Collected data
[START]
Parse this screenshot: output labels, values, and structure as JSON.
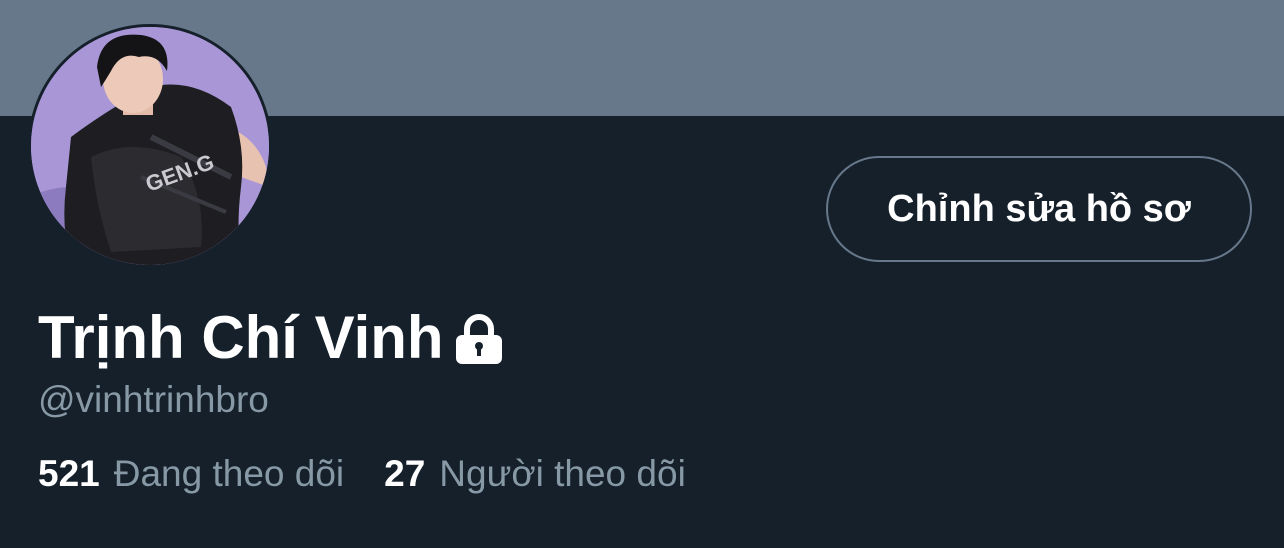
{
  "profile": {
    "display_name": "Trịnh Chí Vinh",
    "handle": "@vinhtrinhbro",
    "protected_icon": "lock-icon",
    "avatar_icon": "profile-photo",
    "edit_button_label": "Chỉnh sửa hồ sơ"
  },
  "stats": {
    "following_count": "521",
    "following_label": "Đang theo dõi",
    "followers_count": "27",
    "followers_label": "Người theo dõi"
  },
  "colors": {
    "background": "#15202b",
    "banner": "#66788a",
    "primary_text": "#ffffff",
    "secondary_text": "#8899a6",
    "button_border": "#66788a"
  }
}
[END]
Return all of the data exactly as written, and drop the pictures.

Parse this screenshot: output labels, values, and structure as JSON.
{
  "profile": {
    "display_name": "Trịnh Chí Vinh",
    "handle": "@vinhtrinhbro",
    "protected_icon": "lock-icon",
    "avatar_icon": "profile-photo",
    "edit_button_label": "Chỉnh sửa hồ sơ"
  },
  "stats": {
    "following_count": "521",
    "following_label": "Đang theo dõi",
    "followers_count": "27",
    "followers_label": "Người theo dõi"
  },
  "colors": {
    "background": "#15202b",
    "banner": "#66788a",
    "primary_text": "#ffffff",
    "secondary_text": "#8899a6",
    "button_border": "#66788a"
  }
}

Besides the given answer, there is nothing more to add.